Find the string "this" in the records. Copy every line it appears in.
== Material shown
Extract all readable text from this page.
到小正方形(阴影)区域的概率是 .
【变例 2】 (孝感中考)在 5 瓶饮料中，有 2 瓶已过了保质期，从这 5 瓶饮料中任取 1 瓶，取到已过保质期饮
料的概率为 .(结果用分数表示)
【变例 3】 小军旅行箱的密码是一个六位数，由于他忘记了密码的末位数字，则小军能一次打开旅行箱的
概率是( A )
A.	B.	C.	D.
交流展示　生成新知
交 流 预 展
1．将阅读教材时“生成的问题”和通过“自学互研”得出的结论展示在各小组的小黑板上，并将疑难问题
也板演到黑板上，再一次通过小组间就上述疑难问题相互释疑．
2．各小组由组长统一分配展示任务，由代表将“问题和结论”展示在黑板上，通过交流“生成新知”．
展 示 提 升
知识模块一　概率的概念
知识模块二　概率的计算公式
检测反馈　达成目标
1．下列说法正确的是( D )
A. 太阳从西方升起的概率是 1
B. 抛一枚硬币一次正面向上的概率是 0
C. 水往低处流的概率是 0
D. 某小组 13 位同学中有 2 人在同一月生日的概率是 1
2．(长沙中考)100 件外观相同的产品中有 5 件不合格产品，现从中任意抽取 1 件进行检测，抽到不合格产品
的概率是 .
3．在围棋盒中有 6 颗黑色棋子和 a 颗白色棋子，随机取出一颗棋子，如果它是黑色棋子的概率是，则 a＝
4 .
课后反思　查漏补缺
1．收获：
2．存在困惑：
====
== Material shown
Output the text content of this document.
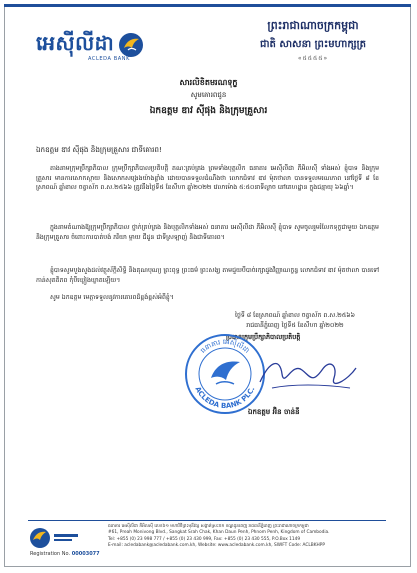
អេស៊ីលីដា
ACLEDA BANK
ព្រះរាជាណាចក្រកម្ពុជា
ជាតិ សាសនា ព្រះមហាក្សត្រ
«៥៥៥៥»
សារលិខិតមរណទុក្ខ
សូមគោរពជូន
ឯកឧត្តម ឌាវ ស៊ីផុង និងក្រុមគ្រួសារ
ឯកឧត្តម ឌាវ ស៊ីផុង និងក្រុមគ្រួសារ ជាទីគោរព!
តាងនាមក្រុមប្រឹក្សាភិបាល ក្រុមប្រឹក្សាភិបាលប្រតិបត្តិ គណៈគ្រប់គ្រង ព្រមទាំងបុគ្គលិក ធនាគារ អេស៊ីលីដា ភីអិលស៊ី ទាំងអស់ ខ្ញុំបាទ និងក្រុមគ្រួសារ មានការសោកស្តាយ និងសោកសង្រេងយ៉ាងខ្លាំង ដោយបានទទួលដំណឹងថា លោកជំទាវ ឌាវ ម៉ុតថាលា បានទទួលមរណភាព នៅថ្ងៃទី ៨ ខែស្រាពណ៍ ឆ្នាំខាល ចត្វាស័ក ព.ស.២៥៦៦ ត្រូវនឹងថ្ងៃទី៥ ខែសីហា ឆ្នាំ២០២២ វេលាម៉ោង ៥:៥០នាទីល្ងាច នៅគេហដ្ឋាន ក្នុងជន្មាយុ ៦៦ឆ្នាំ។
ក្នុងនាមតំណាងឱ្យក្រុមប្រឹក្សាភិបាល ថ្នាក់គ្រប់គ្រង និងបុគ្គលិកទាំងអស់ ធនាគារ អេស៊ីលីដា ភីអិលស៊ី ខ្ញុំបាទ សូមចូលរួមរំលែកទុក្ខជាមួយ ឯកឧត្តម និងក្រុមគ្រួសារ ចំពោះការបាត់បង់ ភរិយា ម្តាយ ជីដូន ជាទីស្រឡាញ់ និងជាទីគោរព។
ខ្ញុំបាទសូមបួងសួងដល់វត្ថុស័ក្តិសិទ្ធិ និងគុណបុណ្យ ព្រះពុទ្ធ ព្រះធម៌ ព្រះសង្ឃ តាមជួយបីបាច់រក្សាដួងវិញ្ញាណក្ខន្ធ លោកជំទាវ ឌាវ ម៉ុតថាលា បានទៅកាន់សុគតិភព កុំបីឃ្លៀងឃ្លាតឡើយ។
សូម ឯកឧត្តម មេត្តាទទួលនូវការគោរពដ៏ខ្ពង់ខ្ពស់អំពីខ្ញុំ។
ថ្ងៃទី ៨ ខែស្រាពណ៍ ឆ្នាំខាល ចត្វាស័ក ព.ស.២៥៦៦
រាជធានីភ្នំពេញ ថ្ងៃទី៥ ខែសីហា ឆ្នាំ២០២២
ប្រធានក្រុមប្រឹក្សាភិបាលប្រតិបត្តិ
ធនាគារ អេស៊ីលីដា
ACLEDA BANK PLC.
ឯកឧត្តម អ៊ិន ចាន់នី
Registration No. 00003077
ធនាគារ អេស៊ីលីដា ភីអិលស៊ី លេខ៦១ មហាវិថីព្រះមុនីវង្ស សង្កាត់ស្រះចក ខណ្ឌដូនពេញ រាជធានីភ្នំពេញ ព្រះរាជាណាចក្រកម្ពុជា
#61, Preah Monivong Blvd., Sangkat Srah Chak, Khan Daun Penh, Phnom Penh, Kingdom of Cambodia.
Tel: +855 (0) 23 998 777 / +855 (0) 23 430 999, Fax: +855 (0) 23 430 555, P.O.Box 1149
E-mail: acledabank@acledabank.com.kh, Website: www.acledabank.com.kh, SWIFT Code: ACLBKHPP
====
Correct output:
Extract all readable text from this page.
Output the text content of this document.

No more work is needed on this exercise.